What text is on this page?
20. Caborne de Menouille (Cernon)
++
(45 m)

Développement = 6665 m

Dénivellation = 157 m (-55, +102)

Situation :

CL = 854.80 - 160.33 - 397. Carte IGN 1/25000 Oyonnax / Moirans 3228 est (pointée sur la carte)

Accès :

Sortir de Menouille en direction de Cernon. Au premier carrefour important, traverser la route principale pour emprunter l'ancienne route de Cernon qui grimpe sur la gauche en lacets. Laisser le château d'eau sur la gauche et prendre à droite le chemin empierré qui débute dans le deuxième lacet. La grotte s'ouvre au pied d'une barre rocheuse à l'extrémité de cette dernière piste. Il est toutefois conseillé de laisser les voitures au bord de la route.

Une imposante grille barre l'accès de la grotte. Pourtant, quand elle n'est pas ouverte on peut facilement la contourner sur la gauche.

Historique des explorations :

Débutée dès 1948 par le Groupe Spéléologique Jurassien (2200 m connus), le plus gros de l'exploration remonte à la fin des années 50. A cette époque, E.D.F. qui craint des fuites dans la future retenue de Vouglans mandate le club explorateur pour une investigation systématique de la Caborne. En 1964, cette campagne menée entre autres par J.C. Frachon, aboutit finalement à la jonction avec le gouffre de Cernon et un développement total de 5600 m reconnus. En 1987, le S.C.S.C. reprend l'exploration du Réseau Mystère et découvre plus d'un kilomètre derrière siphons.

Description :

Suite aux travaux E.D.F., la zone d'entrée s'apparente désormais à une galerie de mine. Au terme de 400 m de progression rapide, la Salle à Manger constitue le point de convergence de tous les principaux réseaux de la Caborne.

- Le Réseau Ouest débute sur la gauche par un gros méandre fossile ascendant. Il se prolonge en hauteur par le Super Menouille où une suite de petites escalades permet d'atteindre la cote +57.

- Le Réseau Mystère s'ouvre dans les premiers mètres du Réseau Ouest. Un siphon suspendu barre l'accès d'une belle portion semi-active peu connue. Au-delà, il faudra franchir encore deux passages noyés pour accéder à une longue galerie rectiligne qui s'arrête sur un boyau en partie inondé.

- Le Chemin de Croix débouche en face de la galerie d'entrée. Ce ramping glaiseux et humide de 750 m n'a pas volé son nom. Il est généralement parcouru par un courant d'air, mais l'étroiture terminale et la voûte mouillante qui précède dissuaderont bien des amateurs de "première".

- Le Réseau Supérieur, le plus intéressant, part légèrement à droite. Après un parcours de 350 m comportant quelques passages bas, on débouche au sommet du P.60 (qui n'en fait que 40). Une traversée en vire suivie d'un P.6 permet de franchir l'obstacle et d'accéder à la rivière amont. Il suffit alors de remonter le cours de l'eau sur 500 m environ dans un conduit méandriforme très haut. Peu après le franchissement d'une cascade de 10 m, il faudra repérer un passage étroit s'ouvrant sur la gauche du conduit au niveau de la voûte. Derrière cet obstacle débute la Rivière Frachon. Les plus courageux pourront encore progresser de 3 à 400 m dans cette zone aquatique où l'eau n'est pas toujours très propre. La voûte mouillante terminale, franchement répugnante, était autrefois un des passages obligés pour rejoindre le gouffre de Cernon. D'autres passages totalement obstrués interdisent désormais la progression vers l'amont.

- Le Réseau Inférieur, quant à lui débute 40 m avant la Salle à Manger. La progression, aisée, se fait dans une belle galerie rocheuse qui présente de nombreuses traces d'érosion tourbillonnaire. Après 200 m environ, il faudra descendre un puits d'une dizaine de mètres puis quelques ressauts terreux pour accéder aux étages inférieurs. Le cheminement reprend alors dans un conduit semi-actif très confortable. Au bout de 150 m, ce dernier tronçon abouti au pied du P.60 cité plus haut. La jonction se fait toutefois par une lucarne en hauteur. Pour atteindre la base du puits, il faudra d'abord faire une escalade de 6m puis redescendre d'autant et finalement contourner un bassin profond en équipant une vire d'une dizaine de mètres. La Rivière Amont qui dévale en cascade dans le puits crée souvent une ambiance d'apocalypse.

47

What to produce:
Quote the material exactly, leaving nothing out.

Solution:
What text is on this page?
20. Caborne de Menouille (Cernon)
++
(45 m)

Développement = 6665 m

Dénivellation = 157 m (-55, +102)

Situation :

CL = 854.80 - 160.33 - 397. Carte IGN 1/25000 Oyonnax / Moirans 3228 est (pointée sur la carte)

Accès :

Sortir de Menouille en direction de Cernon. Au premier carrefour important, traverser la route principale pour emprunter l'ancienne route de Cernon qui grimpe sur la gauche en lacets. Laisser le château d'eau sur la gauche et prendre à droite le chemin empierré qui débute dans le deuxième lacet. La grotte s'ouvre au pied d'une barre rocheuse à l'extrémité de cette dernière piste. Il est toutefois conseillé de laisser les voitures au bord de la route.

Une imposante grille barre l'accès de la grotte. Pourtant, quand elle n'est pas ouverte on peut facilement la contourner sur la gauche.

Historique des explorations :

Débutée dès 1948 par le Groupe Spéléologique Jurassien (2200 m connus), le plus gros de l'exploration remonte à la fin des années 50. A cette époque, E.D.F. qui craint des fuites dans la future retenue de Vouglans mandate le club explorateur pour une investigation systématique de la Caborne. En 1964, cette campagne menée entre autres par J.C. Frachon, aboutit finalement à la jonction avec le gouffre de Cernon et un développement total de 5600 m reconnus. En 1987, le S.C.S.C. reprend l'exploration du Réseau Mystère et découvre plus d'un kilomètre derrière siphons.

Description :

Suite aux travaux E.D.F., la zone d'entrée s'apparente désormais à une galerie de mine. Au terme de 400 m de progression rapide, la Salle à Manger constitue le point de convergence de tous les principaux réseaux de la Caborne.

- Le Réseau Ouest débute sur la gauche par un gros méandre fossile ascendant. Il se prolonge en hauteur par le Super Menouille où une suite de petites escalades permet d'atteindre la cote +57.

- Le Réseau Mystère s'ouvre dans les premiers mètres du Réseau Ouest. Un siphon suspendu barre l'accès d'une belle portion semi-active peu connue. Au-delà, il faudra franchir encore deux passages noyés pour accéder à une longue galerie rectiligne qui s'arrête sur un boyau en partie inondé.

- Le Chemin de Croix débouche en face de la galerie d'entrée. Ce ramping glaiseux et humide de 750 m n'a pas volé son nom. Il est généralement parcouru par un courant d'air, mais l'étroiture terminale et la voûte mouillante qui précède dissuaderont bien des amateurs de "première".

- Le Réseau Supérieur, le plus intéressant, part légèrement à droite. Après un parcours de 350 m comportant quelques passages bas, on débouche au sommet du P.60 (qui n'en fait que 40). Une traversée en vire suivie d'un P.6 permet de franchir l'obstacle et d'accéder à la rivière amont. Il suffit alors de remonter le cours de l'eau sur 500 m environ dans un conduit méandriforme très haut. Peu après le franchissement d'une cascade de 10 m, il faudra repérer un passage étroit s'ouvrant sur la gauche du conduit au niveau de la voûte. Derrière cet obstacle débute la Rivière Frachon. Les plus courageux pourront encore progresser de 3 à 400 m dans cette zone aquatique où l'eau n'est pas toujours très propre. La voûte mouillante terminale, franchement répugnante, était autrefois un des passages obligés pour rejoindre le gouffre de Cernon. D'autres passages totalement obstrués interdisent désormais la progression vers l'amont.

- Le Réseau Inférieur, quant à lui débute 40 m avant la Salle à Manger. La progression, aisée, se fait dans une belle galerie rocheuse qui présente de nombreuses traces d'érosion tourbillonnaire. Après 200 m environ, il faudra descendre un puits d'une dizaine de mètres puis quelques ressauts terreux pour accéder aux étages inférieurs. Le cheminement reprend alors dans un conduit semi-actif très confortable. Au bout de 150 m, ce dernier tronçon abouti au pied du P.60 cité plus haut. La jonction se fait toutefois par une lucarne en hauteur. Pour atteindre la base du puits, il faudra d'abord faire une escalade de 6m puis redescendre d'autant et finalement contourner un bassin profond en équipant une vire d'une dizaine de mètres. La Rivière Amont qui dévale en cascade dans le puits crée souvent une ambiance d'apocalypse.

47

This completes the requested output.